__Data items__
++++++
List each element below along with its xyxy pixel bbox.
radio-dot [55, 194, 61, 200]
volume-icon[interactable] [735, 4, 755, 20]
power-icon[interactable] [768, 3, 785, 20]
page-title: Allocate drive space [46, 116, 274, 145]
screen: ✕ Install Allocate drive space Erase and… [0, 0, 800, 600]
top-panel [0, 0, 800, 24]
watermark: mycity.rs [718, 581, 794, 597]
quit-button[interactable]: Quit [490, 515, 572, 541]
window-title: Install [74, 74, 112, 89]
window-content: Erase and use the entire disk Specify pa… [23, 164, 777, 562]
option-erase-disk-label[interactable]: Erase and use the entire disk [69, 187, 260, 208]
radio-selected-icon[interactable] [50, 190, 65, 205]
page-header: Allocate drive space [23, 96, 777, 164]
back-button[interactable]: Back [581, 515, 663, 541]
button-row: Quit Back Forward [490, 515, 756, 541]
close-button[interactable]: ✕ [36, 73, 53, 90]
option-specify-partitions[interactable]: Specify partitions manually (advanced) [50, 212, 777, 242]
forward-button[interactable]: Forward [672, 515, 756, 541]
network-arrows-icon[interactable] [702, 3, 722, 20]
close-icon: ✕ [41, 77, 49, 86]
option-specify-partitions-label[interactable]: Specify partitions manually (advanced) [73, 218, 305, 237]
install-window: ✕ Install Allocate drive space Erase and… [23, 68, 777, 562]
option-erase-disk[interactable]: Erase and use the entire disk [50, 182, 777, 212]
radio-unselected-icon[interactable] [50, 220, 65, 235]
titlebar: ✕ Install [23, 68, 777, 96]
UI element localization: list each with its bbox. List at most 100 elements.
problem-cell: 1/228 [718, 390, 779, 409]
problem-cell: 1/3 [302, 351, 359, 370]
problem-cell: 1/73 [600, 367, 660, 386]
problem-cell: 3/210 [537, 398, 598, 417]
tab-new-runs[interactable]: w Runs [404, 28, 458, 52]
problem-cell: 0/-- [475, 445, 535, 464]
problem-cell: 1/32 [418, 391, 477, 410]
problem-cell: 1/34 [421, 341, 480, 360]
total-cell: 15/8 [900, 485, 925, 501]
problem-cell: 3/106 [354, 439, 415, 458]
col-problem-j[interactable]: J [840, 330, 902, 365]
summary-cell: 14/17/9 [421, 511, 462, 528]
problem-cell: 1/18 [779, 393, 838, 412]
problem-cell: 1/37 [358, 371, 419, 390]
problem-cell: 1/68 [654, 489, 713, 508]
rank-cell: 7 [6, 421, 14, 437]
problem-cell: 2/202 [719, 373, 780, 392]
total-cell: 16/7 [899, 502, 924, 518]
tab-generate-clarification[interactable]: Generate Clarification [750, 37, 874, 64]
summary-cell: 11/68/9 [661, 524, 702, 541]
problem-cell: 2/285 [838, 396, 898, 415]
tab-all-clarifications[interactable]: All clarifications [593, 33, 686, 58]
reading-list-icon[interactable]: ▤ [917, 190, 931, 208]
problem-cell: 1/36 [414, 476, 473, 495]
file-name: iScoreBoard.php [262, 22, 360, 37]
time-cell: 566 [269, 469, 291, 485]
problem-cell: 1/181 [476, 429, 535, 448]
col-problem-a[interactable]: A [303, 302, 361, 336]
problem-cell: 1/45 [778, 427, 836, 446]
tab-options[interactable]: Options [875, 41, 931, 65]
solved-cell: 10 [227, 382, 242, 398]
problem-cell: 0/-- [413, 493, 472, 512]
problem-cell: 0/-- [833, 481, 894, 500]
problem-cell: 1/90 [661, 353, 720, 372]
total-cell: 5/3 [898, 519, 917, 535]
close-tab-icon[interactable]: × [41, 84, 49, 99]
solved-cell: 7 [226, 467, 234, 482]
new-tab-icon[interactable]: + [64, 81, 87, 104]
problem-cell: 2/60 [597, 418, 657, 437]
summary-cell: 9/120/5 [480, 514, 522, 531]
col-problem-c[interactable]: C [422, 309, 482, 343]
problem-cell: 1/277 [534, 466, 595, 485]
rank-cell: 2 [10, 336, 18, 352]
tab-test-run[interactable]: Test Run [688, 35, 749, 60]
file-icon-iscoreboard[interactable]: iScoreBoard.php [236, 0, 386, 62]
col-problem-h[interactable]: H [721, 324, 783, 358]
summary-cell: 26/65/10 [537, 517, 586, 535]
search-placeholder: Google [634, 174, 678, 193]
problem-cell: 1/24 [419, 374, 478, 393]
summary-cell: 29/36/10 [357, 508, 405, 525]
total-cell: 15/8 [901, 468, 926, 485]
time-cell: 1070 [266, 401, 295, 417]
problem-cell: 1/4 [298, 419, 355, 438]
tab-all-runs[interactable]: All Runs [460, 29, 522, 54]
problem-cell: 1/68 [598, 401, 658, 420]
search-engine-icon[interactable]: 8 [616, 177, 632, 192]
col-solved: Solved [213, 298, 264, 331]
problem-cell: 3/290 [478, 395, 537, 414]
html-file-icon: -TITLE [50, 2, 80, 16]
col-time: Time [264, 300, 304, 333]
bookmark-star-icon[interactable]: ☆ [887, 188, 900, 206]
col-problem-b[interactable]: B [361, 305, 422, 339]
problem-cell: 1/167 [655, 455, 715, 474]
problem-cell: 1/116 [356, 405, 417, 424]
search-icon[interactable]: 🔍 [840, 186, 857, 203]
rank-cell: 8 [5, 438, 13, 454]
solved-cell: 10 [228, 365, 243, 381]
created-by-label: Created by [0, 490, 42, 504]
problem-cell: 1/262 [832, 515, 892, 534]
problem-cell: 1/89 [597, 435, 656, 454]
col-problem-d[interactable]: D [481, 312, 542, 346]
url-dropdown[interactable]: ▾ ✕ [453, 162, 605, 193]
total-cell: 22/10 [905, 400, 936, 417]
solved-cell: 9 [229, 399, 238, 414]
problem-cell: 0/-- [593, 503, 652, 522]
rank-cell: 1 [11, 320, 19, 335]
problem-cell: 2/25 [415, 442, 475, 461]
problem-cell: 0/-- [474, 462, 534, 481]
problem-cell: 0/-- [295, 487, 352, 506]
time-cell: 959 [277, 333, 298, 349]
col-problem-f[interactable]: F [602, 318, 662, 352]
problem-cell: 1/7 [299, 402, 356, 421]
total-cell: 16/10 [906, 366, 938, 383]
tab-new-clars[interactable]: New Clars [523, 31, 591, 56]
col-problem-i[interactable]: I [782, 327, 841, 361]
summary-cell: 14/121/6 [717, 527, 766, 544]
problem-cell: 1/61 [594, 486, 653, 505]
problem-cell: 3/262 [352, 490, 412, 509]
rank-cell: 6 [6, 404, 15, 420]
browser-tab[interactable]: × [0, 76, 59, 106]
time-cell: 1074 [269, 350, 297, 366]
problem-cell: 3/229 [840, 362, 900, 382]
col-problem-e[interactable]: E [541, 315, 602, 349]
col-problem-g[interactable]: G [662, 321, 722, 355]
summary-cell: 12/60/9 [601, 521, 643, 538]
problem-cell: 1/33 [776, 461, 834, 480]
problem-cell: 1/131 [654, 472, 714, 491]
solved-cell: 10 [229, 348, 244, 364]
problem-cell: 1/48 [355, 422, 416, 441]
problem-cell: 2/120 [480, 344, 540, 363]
++++++
__PROBLEM REQUIREMENTS__
Repeat all of the entries above verbatim, keeping every line as it appears.

__EXERCISE RESULT__
List each element below along with its xyxy pixel bbox.
radio-dot [55, 194, 61, 200]
volume-icon[interactable] [735, 4, 755, 20]
power-icon[interactable] [768, 3, 785, 20]
page-title: Allocate drive space [46, 116, 274, 145]
screen: ✕ Install Allocate drive space Erase and… [0, 0, 800, 600]
top-panel [0, 0, 800, 24]
watermark: mycity.rs [718, 581, 794, 597]
quit-button[interactable]: Quit [490, 515, 572, 541]
window-title: Install [74, 74, 112, 89]
window-content: Erase and use the entire disk Specify pa… [23, 164, 777, 562]
option-erase-disk-label[interactable]: Erase and use the entire disk [69, 187, 260, 208]
radio-selected-icon[interactable] [50, 190, 65, 205]
page-header: Allocate drive space [23, 96, 777, 164]
back-button[interactable]: Back [581, 515, 663, 541]
button-row: Quit Back Forward [490, 515, 756, 541]
close-button[interactable]: ✕ [36, 73, 53, 90]
option-specify-partitions[interactable]: Specify partitions manually (advanced) [50, 212, 777, 242]
forward-button[interactable]: Forward [672, 515, 756, 541]
network-arrows-icon[interactable] [702, 3, 722, 20]
close-icon: ✕ [41, 77, 49, 86]
option-specify-partitions-label[interactable]: Specify partitions manually (advanced) [73, 218, 305, 237]
install-window: ✕ Install Allocate drive space Erase and… [23, 68, 777, 562]
option-erase-disk[interactable]: Erase and use the entire disk [50, 182, 777, 212]
radio-unselected-icon[interactable] [50, 220, 65, 235]
titlebar: ✕ Install [23, 68, 777, 96]
UI element localization: list each with its bbox. List at most 100 elements.
problem-cell: 1/228 [718, 390, 779, 409]
problem-cell: 1/3 [302, 351, 359, 370]
problem-cell: 1/73 [600, 367, 660, 386]
problem-cell: 3/210 [537, 398, 598, 417]
tab-new-runs[interactable]: w Runs [404, 28, 458, 52]
problem-cell: 0/-- [475, 445, 535, 464]
problem-cell: 1/32 [418, 391, 477, 410]
problem-cell: 1/34 [421, 341, 480, 360]
total-cell: 15/8 [900, 485, 925, 501]
problem-cell: 3/106 [354, 439, 415, 458]
col-problem-j[interactable]: J [840, 330, 902, 365]
summary-cell: 14/17/9 [421, 511, 462, 528]
problem-cell: 1/18 [779, 393, 838, 412]
problem-cell: 1/37 [358, 371, 419, 390]
problem-cell: 1/68 [654, 489, 713, 508]
rank-cell: 7 [6, 421, 14, 437]
problem-cell: 2/202 [719, 373, 780, 392]
total-cell: 16/7 [899, 502, 924, 518]
tab-generate-clarification[interactable]: Generate Clarification [750, 37, 874, 64]
summary-cell: 11/68/9 [661, 524, 702, 541]
problem-cell: 2/285 [838, 396, 898, 415]
tab-all-clarifications[interactable]: All clarifications [593, 33, 686, 58]
reading-list-icon[interactable]: ▤ [917, 190, 931, 208]
problem-cell: 1/36 [414, 476, 473, 495]
file-name: iScoreBoard.php [262, 22, 360, 37]
time-cell: 566 [269, 469, 291, 485]
problem-cell: 1/181 [476, 429, 535, 448]
col-problem-a[interactable]: A [303, 302, 361, 336]
problem-cell: 1/45 [778, 427, 836, 446]
tab-options[interactable]: Options [875, 41, 931, 65]
solved-cell: 10 [227, 382, 242, 398]
problem-cell: 0/-- [413, 493, 472, 512]
problem-cell: 0/-- [833, 481, 894, 500]
problem-cell: 1/90 [661, 353, 720, 372]
total-cell: 5/3 [898, 519, 917, 535]
close-tab-icon[interactable]: × [41, 84, 49, 99]
solved-cell: 7 [226, 467, 234, 482]
new-tab-icon[interactable]: + [64, 81, 87, 104]
problem-cell: 2/60 [597, 418, 657, 437]
summary-cell: 9/120/5 [480, 514, 522, 531]
col-problem-c[interactable]: C [422, 309, 482, 343]
problem-cell: 1/277 [534, 466, 595, 485]
rank-cell: 2 [10, 336, 18, 352]
tab-test-run[interactable]: Test Run [688, 35, 749, 60]
file-icon-iscoreboard[interactable]: iScoreBoard.php [236, 0, 386, 62]
col-problem-h[interactable]: H [721, 324, 783, 358]
summary-cell: 26/65/10 [537, 517, 586, 535]
search-placeholder: Google [634, 174, 678, 193]
problem-cell: 1/24 [419, 374, 478, 393]
summary-cell: 29/36/10 [357, 508, 405, 525]
total-cell: 15/8 [901, 468, 926, 485]
time-cell: 1070 [266, 401, 295, 417]
problem-cell: 1/4 [298, 419, 355, 438]
tab-all-runs[interactable]: All Runs [460, 29, 522, 54]
problem-cell: 1/68 [598, 401, 658, 420]
search-engine-icon[interactable]: 8 [616, 177, 632, 192]
col-solved: Solved [213, 298, 264, 331]
problem-cell: 3/290 [478, 395, 537, 414]
html-file-icon: -TITLE [50, 2, 80, 16]
col-time: Time [264, 300, 304, 333]
bookmark-star-icon[interactable]: ☆ [887, 188, 900, 206]
col-problem-b[interactable]: B [361, 305, 422, 339]
problem-cell: 1/167 [655, 455, 715, 474]
problem-cell: 1/116 [356, 405, 417, 424]
search-icon[interactable]: 🔍 [840, 186, 857, 203]
rank-cell: 8 [5, 438, 13, 454]
solved-cell: 10 [228, 365, 243, 381]
created-by-label: Created by [0, 490, 42, 504]
problem-cell: 1/262 [832, 515, 892, 534]
problem-cell: 1/89 [597, 435, 656, 454]
col-problem-d[interactable]: D [481, 312, 542, 346]
url-dropdown[interactable]: ▾ ✕ [453, 162, 605, 193]
total-cell: 22/10 [905, 400, 936, 417]
solved-cell: 9 [229, 399, 238, 414]
problem-cell: 0/-- [593, 503, 652, 522]
rank-cell: 1 [11, 320, 19, 335]
problem-cell: 2/25 [415, 442, 475, 461]
problem-cell: 0/-- [474, 462, 534, 481]
problem-cell: 0/-- [295, 487, 352, 506]
time-cell: 959 [277, 333, 298, 349]
col-problem-f[interactable]: F [602, 318, 662, 352]
problem-cell: 1/7 [299, 402, 356, 421]
total-cell: 16/10 [906, 366, 938, 383]
tab-new-clars[interactable]: New Clars [523, 31, 591, 56]
col-problem-i[interactable]: I [782, 327, 841, 361]
summary-cell: 14/121/6 [717, 527, 766, 544]
problem-cell: 1/61 [594, 486, 653, 505]
problem-cell: 3/262 [352, 490, 412, 509]
rank-cell: 6 [6, 404, 15, 420]
browser-tab[interactable]: × [0, 76, 59, 106]
time-cell: 1074 [269, 350, 297, 366]
problem-cell: 3/229 [840, 362, 900, 382]
col-problem-e[interactable]: E [541, 315, 602, 349]
col-problem-g[interactable]: G [662, 321, 722, 355]
summary-cell: 12/60/9 [601, 521, 643, 538]
problem-cell: 1/33 [776, 461, 834, 480]
problem-cell: 1/131 [654, 472, 714, 491]
solved-cell: 10 [229, 348, 244, 364]
problem-cell: 1/48 [355, 422, 416, 441]
problem-cell: 2/120 [480, 344, 540, 363]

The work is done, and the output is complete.